• _Exercise goal_:
Return the lines below that carry the word "muestra".

• _Information shown_:
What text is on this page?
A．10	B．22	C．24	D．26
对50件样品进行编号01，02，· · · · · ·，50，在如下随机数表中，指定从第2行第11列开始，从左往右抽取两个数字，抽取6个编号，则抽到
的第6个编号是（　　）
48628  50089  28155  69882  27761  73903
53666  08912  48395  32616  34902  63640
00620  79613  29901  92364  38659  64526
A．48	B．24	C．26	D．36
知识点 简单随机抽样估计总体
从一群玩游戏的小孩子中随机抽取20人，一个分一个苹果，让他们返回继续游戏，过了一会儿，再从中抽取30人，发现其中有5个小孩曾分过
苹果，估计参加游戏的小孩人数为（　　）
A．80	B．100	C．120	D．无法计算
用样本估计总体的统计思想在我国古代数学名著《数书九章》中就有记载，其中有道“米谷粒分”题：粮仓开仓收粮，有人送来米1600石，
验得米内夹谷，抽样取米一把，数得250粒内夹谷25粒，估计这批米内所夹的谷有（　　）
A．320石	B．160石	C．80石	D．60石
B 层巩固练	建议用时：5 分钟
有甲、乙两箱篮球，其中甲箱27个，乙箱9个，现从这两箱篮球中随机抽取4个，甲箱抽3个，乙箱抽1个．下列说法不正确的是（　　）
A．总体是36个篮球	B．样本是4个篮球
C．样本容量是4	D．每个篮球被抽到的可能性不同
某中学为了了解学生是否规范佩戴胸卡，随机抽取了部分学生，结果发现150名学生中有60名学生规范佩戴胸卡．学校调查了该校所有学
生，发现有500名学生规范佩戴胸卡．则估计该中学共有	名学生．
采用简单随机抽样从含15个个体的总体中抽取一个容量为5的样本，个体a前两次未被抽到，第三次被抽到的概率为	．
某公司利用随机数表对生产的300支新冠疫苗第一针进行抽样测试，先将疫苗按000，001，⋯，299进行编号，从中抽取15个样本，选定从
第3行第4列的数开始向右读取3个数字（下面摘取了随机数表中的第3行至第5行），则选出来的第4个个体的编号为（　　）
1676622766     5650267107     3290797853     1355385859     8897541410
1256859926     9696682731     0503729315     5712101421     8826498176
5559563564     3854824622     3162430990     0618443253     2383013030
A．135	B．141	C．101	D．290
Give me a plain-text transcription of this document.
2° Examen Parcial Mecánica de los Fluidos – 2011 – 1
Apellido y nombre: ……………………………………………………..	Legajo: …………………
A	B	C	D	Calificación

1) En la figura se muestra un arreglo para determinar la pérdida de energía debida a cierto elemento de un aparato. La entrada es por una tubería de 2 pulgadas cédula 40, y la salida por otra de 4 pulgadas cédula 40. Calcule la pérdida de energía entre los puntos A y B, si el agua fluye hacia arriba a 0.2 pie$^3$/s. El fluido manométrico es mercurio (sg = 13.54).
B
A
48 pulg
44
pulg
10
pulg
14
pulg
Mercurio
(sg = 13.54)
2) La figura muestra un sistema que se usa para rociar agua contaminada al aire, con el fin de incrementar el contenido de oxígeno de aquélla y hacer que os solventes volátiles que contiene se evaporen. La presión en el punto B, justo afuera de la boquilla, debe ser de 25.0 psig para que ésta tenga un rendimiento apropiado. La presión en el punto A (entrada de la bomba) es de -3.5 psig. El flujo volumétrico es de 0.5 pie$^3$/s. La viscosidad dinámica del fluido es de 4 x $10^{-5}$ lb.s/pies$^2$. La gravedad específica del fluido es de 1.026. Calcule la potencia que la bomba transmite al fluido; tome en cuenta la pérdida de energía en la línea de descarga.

• _Answer to this task_:
1) En la figura se muestra un arreglo para determinar la pérdida de energía debida a cierto elemento de un aparato. La entrada es por una tubería de 2 pulgadas cédula 40, y la salida por otra de 4 pulgadas cédula 40. Calcule la pérdida de energía entre los puntos A y B, si el agua fluye hacia arriba a 0.2 pie$^3$/s. El fluido manométrico es mercurio (sg = 13.54).
2) La figura muestra un sistema que se usa para rociar agua contaminada al aire, con el fin de incrementar el contenido de oxígeno de aquélla y hacer que os solventes volátiles que contiene se evaporen. La presión en el punto B, justo afuera de la boquilla, debe ser de 25.0 psig para que ésta tenga un rendimiento apropiado. La presión en el punto A (entrada de la bomba) es de -3.5 psig. El flujo volumétrico es de 0.5 pie$^3$/s. La viscosidad dinámica del fluido es de 4 x $10^{-5}$ lb.s/pies$^2$. La gravedad específica del fluido es de 1.026. Calcule la potencia que la bomba transmite al fluido; tome en cuenta la pérdida de energía en la línea de descarga.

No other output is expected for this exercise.